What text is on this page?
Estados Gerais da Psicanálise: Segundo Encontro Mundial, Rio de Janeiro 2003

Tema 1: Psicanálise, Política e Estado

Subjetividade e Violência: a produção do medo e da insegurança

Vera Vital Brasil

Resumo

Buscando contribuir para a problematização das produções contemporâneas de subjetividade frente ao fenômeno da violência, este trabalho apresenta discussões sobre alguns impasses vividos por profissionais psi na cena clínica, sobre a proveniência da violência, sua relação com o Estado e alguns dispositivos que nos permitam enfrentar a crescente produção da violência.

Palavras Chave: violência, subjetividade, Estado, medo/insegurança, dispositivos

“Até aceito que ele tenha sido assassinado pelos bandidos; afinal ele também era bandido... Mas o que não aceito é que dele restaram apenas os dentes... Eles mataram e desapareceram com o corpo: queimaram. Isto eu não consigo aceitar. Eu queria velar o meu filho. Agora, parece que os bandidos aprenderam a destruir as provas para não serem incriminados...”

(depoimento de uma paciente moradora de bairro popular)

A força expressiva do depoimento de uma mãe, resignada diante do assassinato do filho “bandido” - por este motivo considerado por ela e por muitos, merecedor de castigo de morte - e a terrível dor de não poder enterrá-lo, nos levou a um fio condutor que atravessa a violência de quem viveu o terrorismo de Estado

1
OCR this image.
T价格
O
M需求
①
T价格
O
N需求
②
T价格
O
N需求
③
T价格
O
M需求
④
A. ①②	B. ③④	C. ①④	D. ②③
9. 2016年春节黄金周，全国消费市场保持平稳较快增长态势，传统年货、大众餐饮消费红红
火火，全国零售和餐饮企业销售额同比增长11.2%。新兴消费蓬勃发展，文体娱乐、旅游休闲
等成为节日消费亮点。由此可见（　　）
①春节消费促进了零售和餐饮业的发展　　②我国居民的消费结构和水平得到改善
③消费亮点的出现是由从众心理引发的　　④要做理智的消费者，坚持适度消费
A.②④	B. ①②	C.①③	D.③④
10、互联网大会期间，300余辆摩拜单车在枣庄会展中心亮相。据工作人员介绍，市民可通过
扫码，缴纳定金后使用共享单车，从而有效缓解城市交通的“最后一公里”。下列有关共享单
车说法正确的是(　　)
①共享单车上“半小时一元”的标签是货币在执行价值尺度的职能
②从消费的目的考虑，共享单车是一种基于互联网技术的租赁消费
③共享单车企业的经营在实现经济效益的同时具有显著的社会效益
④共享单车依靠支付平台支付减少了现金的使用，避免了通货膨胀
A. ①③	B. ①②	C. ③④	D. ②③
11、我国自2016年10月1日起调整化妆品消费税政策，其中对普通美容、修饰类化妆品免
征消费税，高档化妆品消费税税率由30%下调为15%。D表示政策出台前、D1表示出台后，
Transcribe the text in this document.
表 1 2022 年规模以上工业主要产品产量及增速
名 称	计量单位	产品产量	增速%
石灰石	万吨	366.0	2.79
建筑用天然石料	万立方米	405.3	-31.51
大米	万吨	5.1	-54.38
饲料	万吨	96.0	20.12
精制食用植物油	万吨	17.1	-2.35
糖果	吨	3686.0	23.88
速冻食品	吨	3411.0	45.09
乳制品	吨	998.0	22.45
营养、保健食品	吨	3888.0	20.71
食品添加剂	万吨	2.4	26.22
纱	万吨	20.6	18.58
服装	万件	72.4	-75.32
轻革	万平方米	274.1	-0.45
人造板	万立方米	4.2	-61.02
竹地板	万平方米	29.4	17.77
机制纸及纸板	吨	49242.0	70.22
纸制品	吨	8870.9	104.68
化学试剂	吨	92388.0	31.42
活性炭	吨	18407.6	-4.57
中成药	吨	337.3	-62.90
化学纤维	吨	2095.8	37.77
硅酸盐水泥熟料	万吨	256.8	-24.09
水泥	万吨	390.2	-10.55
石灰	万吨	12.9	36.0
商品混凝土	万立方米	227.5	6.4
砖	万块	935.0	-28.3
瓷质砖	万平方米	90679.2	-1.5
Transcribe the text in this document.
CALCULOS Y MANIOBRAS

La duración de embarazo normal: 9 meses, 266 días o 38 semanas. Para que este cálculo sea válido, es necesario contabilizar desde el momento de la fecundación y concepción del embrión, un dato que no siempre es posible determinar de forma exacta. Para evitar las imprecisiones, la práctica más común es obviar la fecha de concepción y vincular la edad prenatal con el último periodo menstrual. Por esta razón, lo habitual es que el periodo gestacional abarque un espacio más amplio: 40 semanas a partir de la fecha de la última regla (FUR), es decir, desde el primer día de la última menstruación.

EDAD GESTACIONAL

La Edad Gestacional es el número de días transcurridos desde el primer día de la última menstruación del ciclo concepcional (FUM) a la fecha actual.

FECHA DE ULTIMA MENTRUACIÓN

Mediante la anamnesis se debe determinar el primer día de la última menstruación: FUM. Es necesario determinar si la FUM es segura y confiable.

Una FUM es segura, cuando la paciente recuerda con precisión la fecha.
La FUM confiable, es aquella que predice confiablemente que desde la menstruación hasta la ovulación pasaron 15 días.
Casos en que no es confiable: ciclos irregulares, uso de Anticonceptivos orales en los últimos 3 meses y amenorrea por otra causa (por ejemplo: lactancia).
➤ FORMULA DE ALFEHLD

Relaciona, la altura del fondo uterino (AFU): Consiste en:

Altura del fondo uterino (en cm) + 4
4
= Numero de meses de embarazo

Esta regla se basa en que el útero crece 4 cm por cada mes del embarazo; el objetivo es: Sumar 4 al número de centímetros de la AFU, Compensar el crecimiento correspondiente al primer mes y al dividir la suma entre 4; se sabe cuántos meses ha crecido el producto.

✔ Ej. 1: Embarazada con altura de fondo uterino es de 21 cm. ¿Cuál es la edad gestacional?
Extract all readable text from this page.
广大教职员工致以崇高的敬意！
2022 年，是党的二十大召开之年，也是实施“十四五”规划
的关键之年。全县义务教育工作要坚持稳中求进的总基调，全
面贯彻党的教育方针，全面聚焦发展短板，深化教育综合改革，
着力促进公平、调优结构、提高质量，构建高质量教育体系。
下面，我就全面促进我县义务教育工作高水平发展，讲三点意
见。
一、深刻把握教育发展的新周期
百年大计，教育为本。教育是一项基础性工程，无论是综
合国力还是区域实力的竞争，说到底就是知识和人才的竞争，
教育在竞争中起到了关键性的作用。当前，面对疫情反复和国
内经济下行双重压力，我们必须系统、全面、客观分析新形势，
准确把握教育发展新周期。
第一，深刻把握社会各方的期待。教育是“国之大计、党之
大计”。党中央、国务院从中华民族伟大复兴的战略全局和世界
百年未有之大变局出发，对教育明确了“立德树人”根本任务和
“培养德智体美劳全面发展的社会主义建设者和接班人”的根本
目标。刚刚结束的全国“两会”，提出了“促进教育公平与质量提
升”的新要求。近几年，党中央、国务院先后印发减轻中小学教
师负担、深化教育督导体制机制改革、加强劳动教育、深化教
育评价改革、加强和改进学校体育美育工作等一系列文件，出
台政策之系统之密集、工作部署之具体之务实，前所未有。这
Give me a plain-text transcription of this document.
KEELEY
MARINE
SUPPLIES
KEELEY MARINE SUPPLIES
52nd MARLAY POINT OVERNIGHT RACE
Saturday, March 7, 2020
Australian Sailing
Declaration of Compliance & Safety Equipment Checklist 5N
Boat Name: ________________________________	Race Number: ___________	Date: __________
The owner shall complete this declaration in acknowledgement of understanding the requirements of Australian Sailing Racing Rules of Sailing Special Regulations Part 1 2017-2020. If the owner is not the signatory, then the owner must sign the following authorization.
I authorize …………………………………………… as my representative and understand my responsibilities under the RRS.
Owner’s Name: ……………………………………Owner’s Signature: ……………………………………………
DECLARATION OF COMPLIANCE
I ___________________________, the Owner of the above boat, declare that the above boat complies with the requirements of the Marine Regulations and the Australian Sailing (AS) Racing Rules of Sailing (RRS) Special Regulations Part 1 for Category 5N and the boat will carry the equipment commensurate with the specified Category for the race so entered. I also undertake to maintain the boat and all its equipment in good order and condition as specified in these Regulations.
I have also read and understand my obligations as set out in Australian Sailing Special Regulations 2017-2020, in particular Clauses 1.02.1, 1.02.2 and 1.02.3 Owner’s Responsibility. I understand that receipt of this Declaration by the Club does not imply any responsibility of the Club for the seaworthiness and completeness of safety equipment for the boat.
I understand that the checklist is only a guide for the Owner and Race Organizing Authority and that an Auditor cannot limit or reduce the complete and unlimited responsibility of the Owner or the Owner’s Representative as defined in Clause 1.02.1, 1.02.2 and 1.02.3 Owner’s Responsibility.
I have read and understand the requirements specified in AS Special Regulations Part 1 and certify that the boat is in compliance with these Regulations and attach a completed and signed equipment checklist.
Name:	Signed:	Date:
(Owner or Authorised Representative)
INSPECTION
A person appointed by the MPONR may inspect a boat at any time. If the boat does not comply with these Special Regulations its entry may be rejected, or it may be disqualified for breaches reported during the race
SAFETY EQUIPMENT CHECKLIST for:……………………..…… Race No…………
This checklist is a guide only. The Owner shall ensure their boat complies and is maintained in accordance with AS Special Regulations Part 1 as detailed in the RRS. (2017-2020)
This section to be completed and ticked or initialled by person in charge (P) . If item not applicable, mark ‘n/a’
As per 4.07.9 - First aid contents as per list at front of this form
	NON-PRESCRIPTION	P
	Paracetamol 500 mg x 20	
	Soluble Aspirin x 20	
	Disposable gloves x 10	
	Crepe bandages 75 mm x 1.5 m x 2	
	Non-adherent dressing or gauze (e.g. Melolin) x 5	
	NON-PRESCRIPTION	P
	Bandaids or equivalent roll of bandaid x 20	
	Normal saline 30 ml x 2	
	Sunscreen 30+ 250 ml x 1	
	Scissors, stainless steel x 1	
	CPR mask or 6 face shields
------------------------------------
Request
Set out every line from the material that contains the string "Date".

Task response
Boat Name: ________________________________	Race Number: ___________	Date: __________
Name:	Signed:	Date:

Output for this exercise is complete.